- WHAT THE TASK ASKS:
Quote the data below in full, please, without altering anything.

- MATERIAL PROVIDED:
---*---
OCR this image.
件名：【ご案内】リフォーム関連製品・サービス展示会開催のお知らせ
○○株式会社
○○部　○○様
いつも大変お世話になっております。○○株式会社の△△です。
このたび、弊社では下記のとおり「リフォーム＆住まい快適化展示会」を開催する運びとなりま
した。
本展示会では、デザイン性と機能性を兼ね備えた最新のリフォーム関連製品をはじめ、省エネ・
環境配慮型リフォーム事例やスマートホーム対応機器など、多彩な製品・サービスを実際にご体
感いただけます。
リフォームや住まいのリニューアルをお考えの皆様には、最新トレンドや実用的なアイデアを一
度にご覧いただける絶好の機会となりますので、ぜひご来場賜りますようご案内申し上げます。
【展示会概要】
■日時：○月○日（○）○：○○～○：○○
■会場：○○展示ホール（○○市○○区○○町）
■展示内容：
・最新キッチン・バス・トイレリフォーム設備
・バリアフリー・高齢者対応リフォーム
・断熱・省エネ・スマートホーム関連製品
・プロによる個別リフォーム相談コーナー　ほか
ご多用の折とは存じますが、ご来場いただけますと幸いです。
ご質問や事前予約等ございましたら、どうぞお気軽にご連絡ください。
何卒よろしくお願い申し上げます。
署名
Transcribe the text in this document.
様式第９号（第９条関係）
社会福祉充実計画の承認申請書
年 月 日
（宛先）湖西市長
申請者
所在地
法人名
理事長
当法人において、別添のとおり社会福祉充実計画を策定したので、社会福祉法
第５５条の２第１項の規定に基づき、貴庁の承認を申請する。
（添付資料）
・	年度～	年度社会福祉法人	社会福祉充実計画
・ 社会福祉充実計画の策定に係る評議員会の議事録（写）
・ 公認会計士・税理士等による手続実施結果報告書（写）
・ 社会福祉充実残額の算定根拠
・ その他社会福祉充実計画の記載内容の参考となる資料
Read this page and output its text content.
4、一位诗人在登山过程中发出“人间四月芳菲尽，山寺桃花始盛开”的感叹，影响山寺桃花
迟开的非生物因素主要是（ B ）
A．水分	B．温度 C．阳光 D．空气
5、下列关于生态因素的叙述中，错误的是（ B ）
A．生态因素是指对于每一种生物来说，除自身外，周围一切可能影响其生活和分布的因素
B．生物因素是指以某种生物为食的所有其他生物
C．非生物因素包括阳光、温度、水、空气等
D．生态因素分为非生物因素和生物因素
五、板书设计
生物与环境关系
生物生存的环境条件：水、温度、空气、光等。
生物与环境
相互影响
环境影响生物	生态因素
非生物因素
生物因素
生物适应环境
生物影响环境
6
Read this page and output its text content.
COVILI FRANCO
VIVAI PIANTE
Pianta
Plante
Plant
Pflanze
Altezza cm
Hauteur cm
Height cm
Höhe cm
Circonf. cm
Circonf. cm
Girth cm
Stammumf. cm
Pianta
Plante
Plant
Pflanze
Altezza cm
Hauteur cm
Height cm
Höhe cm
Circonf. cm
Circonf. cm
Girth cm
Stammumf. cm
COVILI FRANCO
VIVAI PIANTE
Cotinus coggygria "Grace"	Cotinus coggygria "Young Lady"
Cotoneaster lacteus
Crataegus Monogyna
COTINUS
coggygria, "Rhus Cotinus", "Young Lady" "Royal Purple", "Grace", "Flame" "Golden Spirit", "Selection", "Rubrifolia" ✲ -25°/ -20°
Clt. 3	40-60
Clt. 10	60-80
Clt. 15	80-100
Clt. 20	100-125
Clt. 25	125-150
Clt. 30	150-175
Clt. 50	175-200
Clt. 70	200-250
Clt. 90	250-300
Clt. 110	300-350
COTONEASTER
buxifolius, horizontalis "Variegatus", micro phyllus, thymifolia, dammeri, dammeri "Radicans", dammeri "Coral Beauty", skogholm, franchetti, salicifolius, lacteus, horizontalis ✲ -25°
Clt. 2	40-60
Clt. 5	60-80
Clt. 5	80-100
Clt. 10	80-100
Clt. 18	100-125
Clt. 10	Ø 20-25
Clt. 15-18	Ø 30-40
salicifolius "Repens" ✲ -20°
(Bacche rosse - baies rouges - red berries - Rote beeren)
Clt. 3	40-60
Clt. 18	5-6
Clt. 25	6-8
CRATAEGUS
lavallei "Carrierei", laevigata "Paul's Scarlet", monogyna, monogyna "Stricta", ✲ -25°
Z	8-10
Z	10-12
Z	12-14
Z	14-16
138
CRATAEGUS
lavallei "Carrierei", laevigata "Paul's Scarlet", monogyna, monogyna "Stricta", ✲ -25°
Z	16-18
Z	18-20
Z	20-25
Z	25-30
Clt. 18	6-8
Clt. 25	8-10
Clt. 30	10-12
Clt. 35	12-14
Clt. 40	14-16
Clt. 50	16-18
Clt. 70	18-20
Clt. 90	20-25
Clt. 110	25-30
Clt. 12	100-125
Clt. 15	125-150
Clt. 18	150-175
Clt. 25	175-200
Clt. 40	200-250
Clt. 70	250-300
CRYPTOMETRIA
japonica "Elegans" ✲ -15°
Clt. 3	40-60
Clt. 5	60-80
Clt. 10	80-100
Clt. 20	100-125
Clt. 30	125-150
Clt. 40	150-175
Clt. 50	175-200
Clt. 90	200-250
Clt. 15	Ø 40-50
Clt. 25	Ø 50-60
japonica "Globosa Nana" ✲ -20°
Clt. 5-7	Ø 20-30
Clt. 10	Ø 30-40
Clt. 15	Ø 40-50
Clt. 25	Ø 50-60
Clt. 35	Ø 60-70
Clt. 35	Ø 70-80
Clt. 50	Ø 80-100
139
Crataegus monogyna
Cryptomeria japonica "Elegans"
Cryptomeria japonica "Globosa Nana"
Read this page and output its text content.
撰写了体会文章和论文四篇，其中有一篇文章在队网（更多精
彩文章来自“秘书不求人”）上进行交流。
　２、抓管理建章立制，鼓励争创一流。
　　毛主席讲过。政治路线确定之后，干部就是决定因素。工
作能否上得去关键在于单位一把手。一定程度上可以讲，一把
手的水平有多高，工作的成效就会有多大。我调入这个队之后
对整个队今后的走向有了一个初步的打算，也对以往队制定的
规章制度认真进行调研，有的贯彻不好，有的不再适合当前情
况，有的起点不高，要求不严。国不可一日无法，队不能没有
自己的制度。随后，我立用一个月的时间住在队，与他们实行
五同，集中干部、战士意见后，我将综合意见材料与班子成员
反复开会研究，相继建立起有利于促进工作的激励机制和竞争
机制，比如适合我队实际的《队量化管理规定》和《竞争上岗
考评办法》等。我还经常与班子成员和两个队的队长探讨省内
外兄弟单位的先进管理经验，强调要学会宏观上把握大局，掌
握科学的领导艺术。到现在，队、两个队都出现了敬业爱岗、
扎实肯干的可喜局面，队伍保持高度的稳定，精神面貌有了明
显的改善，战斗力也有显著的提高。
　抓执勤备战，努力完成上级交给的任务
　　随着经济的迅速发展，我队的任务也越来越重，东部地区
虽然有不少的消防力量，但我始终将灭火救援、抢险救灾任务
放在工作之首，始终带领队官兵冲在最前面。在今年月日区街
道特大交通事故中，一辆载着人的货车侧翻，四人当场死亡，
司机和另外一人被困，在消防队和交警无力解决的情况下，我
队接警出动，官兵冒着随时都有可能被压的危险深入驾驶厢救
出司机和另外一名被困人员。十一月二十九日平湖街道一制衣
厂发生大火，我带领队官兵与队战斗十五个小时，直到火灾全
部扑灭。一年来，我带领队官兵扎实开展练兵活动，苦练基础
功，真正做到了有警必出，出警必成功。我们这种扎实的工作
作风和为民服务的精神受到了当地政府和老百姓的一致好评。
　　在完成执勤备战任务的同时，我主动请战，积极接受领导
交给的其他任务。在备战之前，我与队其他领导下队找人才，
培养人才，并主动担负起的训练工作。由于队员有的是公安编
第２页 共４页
---*---
- THE REPLY:
OCR this image.
件名：【ご案内】リフォーム関連製品・サービス展示会開催のお知らせ
○○株式会社
○○部　○○様
いつも大変お世話になっております。○○株式会社の△△です。
このたび、弊社では下記のとおり「リフォーム＆住まい快適化展示会」を開催する運びとなりま
した。
本展示会では、デザイン性と機能性を兼ね備えた最新のリフォーム関連製品をはじめ、省エネ・
環境配慮型リフォーム事例やスマートホーム対応機器など、多彩な製品・サービスを実際にご体
感いただけます。
リフォームや住まいのリニューアルをお考えの皆様には、最新トレンドや実用的なアイデアを一
度にご覧いただける絶好の機会となりますので、ぜひご来場賜りますようご案内申し上げます。
【展示会概要】
■日時：○月○日（○）○：○○～○：○○
■会場：○○展示ホール（○○市○○区○○町）
■展示内容：
・最新キッチン・バス・トイレリフォーム設備
・バリアフリー・高齢者対応リフォーム
・断熱・省エネ・スマートホーム関連製品
・プロによる個別リフォーム相談コーナー　ほか
ご多用の折とは存じますが、ご来場いただけますと幸いです。
ご質問や事前予約等ございましたら、どうぞお気軽にご連絡ください。
何卒よろしくお願い申し上げます。
署名
Transcribe the text in this document.
様式第９号（第９条関係）
社会福祉充実計画の承認申請書
年 月 日
（宛先）湖西市長
申請者
所在地
法人名
理事長
当法人において、別添のとおり社会福祉充実計画を策定したので、社会福祉法
第５５条の２第１項の規定に基づき、貴庁の承認を申請する。
（添付資料）
・	年度～	年度社会福祉法人	社会福祉充実計画
・ 社会福祉充実計画の策定に係る評議員会の議事録（写）
・ 公認会計士・税理士等による手続実施結果報告書（写）
・ 社会福祉充実残額の算定根拠
・ その他社会福祉充実計画の記載内容の参考となる資料
Read this page and output its text content.
4、一位诗人在登山过程中发出“人间四月芳菲尽，山寺桃花始盛开”的感叹，影响山寺桃花
迟开的非生物因素主要是（ B ）
A．水分	B．温度 C．阳光 D．空气
5、下列关于生态因素的叙述中，错误的是（ B ）
A．生态因素是指对于每一种生物来说，除自身外，周围一切可能影响其生活和分布的因素
B．生物因素是指以某种生物为食的所有其他生物
C．非生物因素包括阳光、温度、水、空气等
D．生态因素分为非生物因素和生物因素
五、板书设计
生物与环境关系
生物生存的环境条件：水、温度、空气、光等。
生物与环境
相互影响
环境影响生物	生态因素
非生物因素
生物因素
生物适应环境
生物影响环境
6
Read this page and output its text content.
COVILI FRANCO
VIVAI PIANTE
Pianta
Plante
Plant
Pflanze
Altezza cm
Hauteur cm
Height cm
Höhe cm
Circonf. cm
Circonf. cm
Girth cm
Stammumf. cm
Pianta
Plante
Plant
Pflanze
Altezza cm
Hauteur cm
Height cm
Höhe cm
Circonf. cm
Circonf. cm
Girth cm
Stammumf. cm
COVILI FRANCO
VIVAI PIANTE
Cotinus coggygria "Grace"	Cotinus coggygria "Young Lady"
Cotoneaster lacteus
Crataegus Monogyna
COTINUS
coggygria, "Rhus Cotinus", "Young Lady" "Royal Purple", "Grace", "Flame" "Golden Spirit", "Selection", "Rubrifolia" ✲ -25°/ -20°
Clt. 3	40-60
Clt. 10	60-80
Clt. 15	80-100
Clt. 20	100-125
Clt. 25	125-150
Clt. 30	150-175
Clt. 50	175-200
Clt. 70	200-250
Clt. 90	250-300
Clt. 110	300-350
COTONEASTER
buxifolius, horizontalis "Variegatus", micro phyllus, thymifolia, dammeri, dammeri "Radicans", dammeri "Coral Beauty", skogholm, franchetti, salicifolius, lacteus, horizontalis ✲ -25°
Clt. 2	40-60
Clt. 5	60-80
Clt. 5	80-100
Clt. 10	80-100
Clt. 18	100-125
Clt. 10	Ø 20-25
Clt. 15-18	Ø 30-40
salicifolius "Repens" ✲ -20°
(Bacche rosse - baies rouges - red berries - Rote beeren)
Clt. 3	40-60
Clt. 18	5-6
Clt. 25	6-8
CRATAEGUS
lavallei "Carrierei", laevigata "Paul's Scarlet", monogyna, monogyna "Stricta", ✲ -25°
Z	8-10
Z	10-12
Z	12-14
Z	14-16
138
CRATAEGUS
lavallei "Carrierei", laevigata "Paul's Scarlet", monogyna, monogyna "Stricta", ✲ -25°
Z	16-18
Z	18-20
Z	20-25
Z	25-30
Clt. 18	6-8
Clt. 25	8-10
Clt. 30	10-12
Clt. 35	12-14
Clt. 40	14-16
Clt. 50	16-18
Clt. 70	18-20
Clt. 90	20-25
Clt. 110	25-30
Clt. 12	100-125
Clt. 15	125-150
Clt. 18	150-175
Clt. 25	175-200
Clt. 40	200-250
Clt. 70	250-300
CRYPTOMETRIA
japonica "Elegans" ✲ -15°
Clt. 3	40-60
Clt. 5	60-80
Clt. 10	80-100
Clt. 20	100-125
Clt. 30	125-150
Clt. 40	150-175
Clt. 50	175-200
Clt. 90	200-250
Clt. 15	Ø 40-50
Clt. 25	Ø 50-60
japonica "Globosa Nana" ✲ -20°
Clt. 5-7	Ø 20-30
Clt. 10	Ø 30-40
Clt. 15	Ø 40-50
Clt. 25	Ø 50-60
Clt. 35	Ø 60-70
Clt. 35	Ø 70-80
Clt. 50	Ø 80-100
139
Crataegus monogyna
Cryptomeria japonica "Elegans"
Cryptomeria japonica "Globosa Nana"
Read this page and output its text content.
撰写了体会文章和论文四篇，其中有一篇文章在队网（更多精
彩文章来自“秘书不求人”）上进行交流。
　２、抓管理建章立制，鼓励争创一流。
　　毛主席讲过。政治路线确定之后，干部就是决定因素。工
作能否上得去关键在于单位一把手。一定程度上可以讲，一把
手的水平有多高，工作的成效就会有多大。我调入这个队之后
对整个队今后的走向有了一个初步的打算，也对以往队制定的
规章制度认真进行调研，有的贯彻不好，有的不再适合当前情
况，有的起点不高，要求不严。国不可一日无法，队不能没有
自己的制度。随后，我立用一个月的时间住在队，与他们实行
五同，集中干部、战士意见后，我将综合意见材料与班子成员
反复开会研究，相继建立起有利于促进工作的激励机制和竞争
机制，比如适合我队实际的《队量化管理规定》和《竞争上岗
考评办法》等。我还经常与班子成员和两个队的队长探讨省内
外兄弟单位的先进管理经验，强调要学会宏观上把握大局，掌
握科学的领导艺术。到现在，队、两个队都出现了敬业爱岗、
扎实肯干的可喜局面，队伍保持高度的稳定，精神面貌有了明
显的改善，战斗力也有显著的提高。
　抓执勤备战，努力完成上级交给的任务
　　随着经济的迅速发展，我队的任务也越来越重，东部地区
虽然有不少的消防力量，但我始终将灭火救援、抢险救灾任务
放在工作之首，始终带领队官兵冲在最前面。在今年月日区街
道特大交通事故中，一辆载着人的货车侧翻，四人当场死亡，
司机和另外一人被困，在消防队和交警无力解决的情况下，我
队接警出动，官兵冒着随时都有可能被压的危险深入驾驶厢救
出司机和另外一名被困人员。十一月二十九日平湖街道一制衣
厂发生大火，我带领队官兵与队战斗十五个小时，直到火灾全
部扑灭。一年来，我带领队官兵扎实开展练兵活动，苦练基础
功，真正做到了有警必出，出警必成功。我们这种扎实的工作
作风和为民服务的精神受到了当地政府和老百姓的一致好评。
　　在完成执勤备战任务的同时，我主动请战，积极接受领导
交给的其他任务。在备战之前，我与队其他领导下队找人才，
培养人才，并主动担负起的训练工作。由于队员有的是公安编
第２页 共４页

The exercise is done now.